**PROBLEM DETAILS:**
Quote every line as given.

**RECORDS TO USE:**
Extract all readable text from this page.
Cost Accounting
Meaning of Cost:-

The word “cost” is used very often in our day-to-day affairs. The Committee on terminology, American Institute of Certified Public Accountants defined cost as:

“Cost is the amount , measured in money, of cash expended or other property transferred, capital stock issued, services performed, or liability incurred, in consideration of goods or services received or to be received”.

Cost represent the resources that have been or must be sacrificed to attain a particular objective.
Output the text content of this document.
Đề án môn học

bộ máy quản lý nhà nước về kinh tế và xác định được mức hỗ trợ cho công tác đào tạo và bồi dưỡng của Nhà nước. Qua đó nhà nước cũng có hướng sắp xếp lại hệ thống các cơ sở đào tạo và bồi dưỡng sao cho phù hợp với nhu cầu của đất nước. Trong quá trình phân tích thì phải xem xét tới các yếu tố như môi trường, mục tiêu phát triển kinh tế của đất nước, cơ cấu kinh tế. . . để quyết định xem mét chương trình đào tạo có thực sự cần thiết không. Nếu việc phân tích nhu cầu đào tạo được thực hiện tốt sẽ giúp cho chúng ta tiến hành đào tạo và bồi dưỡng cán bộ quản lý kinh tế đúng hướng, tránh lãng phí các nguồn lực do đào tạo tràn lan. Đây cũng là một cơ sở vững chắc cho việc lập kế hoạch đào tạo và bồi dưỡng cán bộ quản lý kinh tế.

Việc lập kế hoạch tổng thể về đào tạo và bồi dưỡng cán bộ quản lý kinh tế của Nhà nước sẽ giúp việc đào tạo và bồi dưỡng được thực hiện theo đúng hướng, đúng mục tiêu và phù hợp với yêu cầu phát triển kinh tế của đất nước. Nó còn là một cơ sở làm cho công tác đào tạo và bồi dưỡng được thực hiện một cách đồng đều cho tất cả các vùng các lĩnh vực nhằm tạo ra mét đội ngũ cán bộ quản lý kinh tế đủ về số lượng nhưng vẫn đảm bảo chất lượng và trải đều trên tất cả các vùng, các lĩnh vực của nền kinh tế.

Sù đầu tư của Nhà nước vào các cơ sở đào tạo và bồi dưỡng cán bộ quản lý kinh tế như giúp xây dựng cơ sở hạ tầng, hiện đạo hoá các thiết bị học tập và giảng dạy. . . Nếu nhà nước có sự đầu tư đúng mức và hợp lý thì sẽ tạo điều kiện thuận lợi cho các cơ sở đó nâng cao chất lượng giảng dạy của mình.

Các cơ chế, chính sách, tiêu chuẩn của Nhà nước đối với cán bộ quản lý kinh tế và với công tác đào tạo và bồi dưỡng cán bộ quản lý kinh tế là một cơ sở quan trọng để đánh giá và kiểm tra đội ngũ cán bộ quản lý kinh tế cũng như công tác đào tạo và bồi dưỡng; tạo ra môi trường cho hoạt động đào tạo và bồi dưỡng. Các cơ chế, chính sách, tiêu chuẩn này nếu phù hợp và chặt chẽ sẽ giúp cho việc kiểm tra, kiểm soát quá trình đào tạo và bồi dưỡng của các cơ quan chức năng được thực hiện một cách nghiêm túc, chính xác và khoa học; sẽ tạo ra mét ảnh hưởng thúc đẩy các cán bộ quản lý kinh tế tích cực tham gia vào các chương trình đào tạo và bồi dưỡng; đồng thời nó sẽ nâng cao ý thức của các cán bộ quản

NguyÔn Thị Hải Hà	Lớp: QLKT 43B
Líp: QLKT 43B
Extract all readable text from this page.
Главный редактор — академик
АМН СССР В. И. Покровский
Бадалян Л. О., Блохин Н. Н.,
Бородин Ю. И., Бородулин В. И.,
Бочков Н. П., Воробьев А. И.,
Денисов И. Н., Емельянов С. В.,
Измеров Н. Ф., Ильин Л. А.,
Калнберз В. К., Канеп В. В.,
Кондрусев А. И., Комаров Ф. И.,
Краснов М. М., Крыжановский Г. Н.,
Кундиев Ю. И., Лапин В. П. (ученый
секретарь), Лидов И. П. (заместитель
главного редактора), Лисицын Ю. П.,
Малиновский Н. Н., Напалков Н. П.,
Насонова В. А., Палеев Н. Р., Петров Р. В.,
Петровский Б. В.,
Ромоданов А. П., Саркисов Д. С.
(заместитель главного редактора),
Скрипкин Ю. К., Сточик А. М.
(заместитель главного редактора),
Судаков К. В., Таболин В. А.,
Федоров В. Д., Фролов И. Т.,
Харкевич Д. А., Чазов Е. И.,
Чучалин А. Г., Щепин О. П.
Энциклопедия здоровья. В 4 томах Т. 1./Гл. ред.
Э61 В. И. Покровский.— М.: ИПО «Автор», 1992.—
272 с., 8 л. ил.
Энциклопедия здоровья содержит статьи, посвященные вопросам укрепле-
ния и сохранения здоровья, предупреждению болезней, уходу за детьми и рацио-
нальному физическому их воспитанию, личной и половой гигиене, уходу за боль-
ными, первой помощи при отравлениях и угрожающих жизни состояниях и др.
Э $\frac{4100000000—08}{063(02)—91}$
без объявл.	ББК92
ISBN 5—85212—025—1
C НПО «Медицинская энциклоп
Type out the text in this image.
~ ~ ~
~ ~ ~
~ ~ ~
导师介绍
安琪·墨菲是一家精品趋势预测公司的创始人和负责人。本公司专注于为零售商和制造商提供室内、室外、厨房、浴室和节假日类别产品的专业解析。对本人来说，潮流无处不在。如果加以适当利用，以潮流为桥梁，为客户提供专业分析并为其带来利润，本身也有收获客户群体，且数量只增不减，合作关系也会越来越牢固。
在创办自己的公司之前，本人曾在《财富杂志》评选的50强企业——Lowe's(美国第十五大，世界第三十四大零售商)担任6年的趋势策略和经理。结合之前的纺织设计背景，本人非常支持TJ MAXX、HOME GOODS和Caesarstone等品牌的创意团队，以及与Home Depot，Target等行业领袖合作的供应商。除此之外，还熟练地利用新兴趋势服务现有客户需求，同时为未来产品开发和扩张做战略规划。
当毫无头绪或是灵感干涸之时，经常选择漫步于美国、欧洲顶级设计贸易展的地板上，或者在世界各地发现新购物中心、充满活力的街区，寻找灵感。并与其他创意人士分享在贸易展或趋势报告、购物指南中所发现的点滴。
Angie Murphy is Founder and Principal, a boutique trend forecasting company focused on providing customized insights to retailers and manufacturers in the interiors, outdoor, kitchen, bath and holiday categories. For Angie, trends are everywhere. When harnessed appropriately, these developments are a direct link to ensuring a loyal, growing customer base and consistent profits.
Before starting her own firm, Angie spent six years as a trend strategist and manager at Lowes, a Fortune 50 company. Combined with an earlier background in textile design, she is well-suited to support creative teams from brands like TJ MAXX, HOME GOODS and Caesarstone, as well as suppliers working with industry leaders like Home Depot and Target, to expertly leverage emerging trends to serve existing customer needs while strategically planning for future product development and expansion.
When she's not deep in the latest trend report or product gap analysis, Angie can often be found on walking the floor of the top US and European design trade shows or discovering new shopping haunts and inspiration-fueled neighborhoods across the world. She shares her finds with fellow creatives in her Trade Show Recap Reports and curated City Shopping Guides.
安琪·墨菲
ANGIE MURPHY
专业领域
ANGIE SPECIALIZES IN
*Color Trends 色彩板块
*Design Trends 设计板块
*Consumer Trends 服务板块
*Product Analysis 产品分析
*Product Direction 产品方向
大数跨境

**EXPECTED ANSWER:**
Extract all readable text from this page.
Cost Accounting
Meaning of Cost:-

The word “cost” is used very often in our day-to-day affairs. The Committee on terminology, American Institute of Certified Public Accountants defined cost as:

“Cost is the amount , measured in money, of cash expended or other property transferred, capital stock issued, services performed, or liability incurred, in consideration of goods or services received or to be received”.

Cost represent the resources that have been or must be sacrificed to attain a particular objective.
Output the text content of this document.
Đề án môn học

bộ máy quản lý nhà nước về kinh tế và xác định được mức hỗ trợ cho công tác đào tạo và bồi dưỡng của Nhà nước. Qua đó nhà nước cũng có hướng sắp xếp lại hệ thống các cơ sở đào tạo và bồi dưỡng sao cho phù hợp với nhu cầu của đất nước. Trong quá trình phân tích thì phải xem xét tới các yếu tố như môi trường, mục tiêu phát triển kinh tế của đất nước, cơ cấu kinh tế. . . để quyết định xem mét chương trình đào tạo có thực sự cần thiết không. Nếu việc phân tích nhu cầu đào tạo được thực hiện tốt sẽ giúp cho chúng ta tiến hành đào tạo và bồi dưỡng cán bộ quản lý kinh tế đúng hướng, tránh lãng phí các nguồn lực do đào tạo tràn lan. Đây cũng là một cơ sở vững chắc cho việc lập kế hoạch đào tạo và bồi dưỡng cán bộ quản lý kinh tế.

Việc lập kế hoạch tổng thể về đào tạo và bồi dưỡng cán bộ quản lý kinh tế của Nhà nước sẽ giúp việc đào tạo và bồi dưỡng được thực hiện theo đúng hướng, đúng mục tiêu và phù hợp với yêu cầu phát triển kinh tế của đất nước. Nó còn là một cơ sở làm cho công tác đào tạo và bồi dưỡng được thực hiện một cách đồng đều cho tất cả các vùng các lĩnh vực nhằm tạo ra mét đội ngũ cán bộ quản lý kinh tế đủ về số lượng nhưng vẫn đảm bảo chất lượng và trải đều trên tất cả các vùng, các lĩnh vực của nền kinh tế.

Sù đầu tư của Nhà nước vào các cơ sở đào tạo và bồi dưỡng cán bộ quản lý kinh tế như giúp xây dựng cơ sở hạ tầng, hiện đạo hoá các thiết bị học tập và giảng dạy. . . Nếu nhà nước có sự đầu tư đúng mức và hợp lý thì sẽ tạo điều kiện thuận lợi cho các cơ sở đó nâng cao chất lượng giảng dạy của mình.

Các cơ chế, chính sách, tiêu chuẩn của Nhà nước đối với cán bộ quản lý kinh tế và với công tác đào tạo và bồi dưỡng cán bộ quản lý kinh tế là một cơ sở quan trọng để đánh giá và kiểm tra đội ngũ cán bộ quản lý kinh tế cũng như công tác đào tạo và bồi dưỡng; tạo ra môi trường cho hoạt động đào tạo và bồi dưỡng. Các cơ chế, chính sách, tiêu chuẩn này nếu phù hợp và chặt chẽ sẽ giúp cho việc kiểm tra, kiểm soát quá trình đào tạo và bồi dưỡng của các cơ quan chức năng được thực hiện một cách nghiêm túc, chính xác và khoa học; sẽ tạo ra mét ảnh hưởng thúc đẩy các cán bộ quản lý kinh tế tích cực tham gia vào các chương trình đào tạo và bồi dưỡng; đồng thời nó sẽ nâng cao ý thức của các cán bộ quản

NguyÔn Thị Hải Hà	Lớp: QLKT 43B
Líp: QLKT 43B
Extract all readable text from this page.
Главный редактор — академик
АМН СССР В. И. Покровский
Бадалян Л. О., Блохин Н. Н.,
Бородин Ю. И., Бородулин В. И.,
Бочков Н. П., Воробьев А. И.,
Денисов И. Н., Емельянов С. В.,
Измеров Н. Ф., Ильин Л. А.,
Калнберз В. К., Канеп В. В.,
Кондрусев А. И., Комаров Ф. И.,
Краснов М. М., Крыжановский Г. Н.,
Кундиев Ю. И., Лапин В. П. (ученый
секретарь), Лидов И. П. (заместитель
главного редактора), Лисицын Ю. П.,
Малиновский Н. Н., Напалков Н. П.,
Насонова В. А., Палеев Н. Р., Петров Р. В.,
Петровский Б. В.,
Ромоданов А. П., Саркисов Д. С.
(заместитель главного редактора),
Скрипкин Ю. К., Сточик А. М.
(заместитель главного редактора),
Судаков К. В., Таболин В. А.,
Федоров В. Д., Фролов И. Т.,
Харкевич Д. А., Чазов Е. И.,
Чучалин А. Г., Щепин О. П.
Энциклопедия здоровья. В 4 томах Т. 1./Гл. ред.
Э61 В. И. Покровский.— М.: ИПО «Автор», 1992.—
272 с., 8 л. ил.
Энциклопедия здоровья содержит статьи, посвященные вопросам укрепле-
ния и сохранения здоровья, предупреждению болезней, уходу за детьми и рацио-
нальному физическому их воспитанию, личной и половой гигиене, уходу за боль-
ными, первой помощи при отравлениях и угрожающих жизни состояниях и др.
Э $\frac{4100000000—08}{063(02)—91}$
без объявл.	ББК92
ISBN 5—85212—025—1
C НПО «Медицинская энциклоп
Type out the text in this image.
~ ~ ~
~ ~ ~
~ ~ ~
导师介绍
安琪·墨菲是一家精品趋势预测公司的创始人和负责人。本公司专注于为零售商和制造商提供室内、室外、厨房、浴室和节假日类别产品的专业解析。对本人来说，潮流无处不在。如果加以适当利用，以潮流为桥梁，为客户提供专业分析并为其带来利润，本身也有收获客户群体，且数量只增不减，合作关系也会越来越牢固。
在创办自己的公司之前，本人曾在《财富杂志》评选的50强企业——Lowe's(美国第十五大，世界第三十四大零售商)担任6年的趋势策略和经理。结合之前的纺织设计背景，本人非常支持TJ MAXX、HOME GOODS和Caesarstone等品牌的创意团队，以及与Home Depot，Target等行业领袖合作的供应商。除此之外，还熟练地利用新兴趋势服务现有客户需求，同时为未来产品开发和扩张做战略规划。
当毫无头绪或是灵感干涸之时，经常选择漫步于美国、欧洲顶级设计贸易展的地板上，或者在世界各地发现新购物中心、充满活力的街区，寻找灵感。并与其他创意人士分享在贸易展或趋势报告、购物指南中所发现的点滴。
Angie Murphy is Founder and Principal, a boutique trend forecasting company focused on providing customized insights to retailers and manufacturers in the interiors, outdoor, kitchen, bath and holiday categories. For Angie, trends are everywhere. When harnessed appropriately, these developments are a direct link to ensuring a loyal, growing customer base and consistent profits.
Before starting her own firm, Angie spent six years as a trend strategist and manager at Lowes, a Fortune 50 company. Combined with an earlier background in textile design, she is well-suited to support creative teams from brands like TJ MAXX, HOME GOODS and Caesarstone, as well as suppliers working with industry leaders like Home Depot and Target, to expertly leverage emerging trends to serve existing customer needs while strategically planning for future product development and expansion.
When she's not deep in the latest trend report or product gap analysis, Angie can often be found on walking the floor of the top US and European design trade shows or discovering new shopping haunts and inspiration-fueled neighborhoods across the world. She shares her finds with fellow creatives in her Trade Show Recap Reports and curated City Shopping Guides.
安琪·墨菲
ANGIE MURPHY
专业领域
ANGIE SPECIALIZES IN
*Color Trends 色彩板块
*Design Trends 设计板块
*Consumer Trends 服务板块
*Product Analysis 产品分析
*Product Direction 产品方向
大数跨境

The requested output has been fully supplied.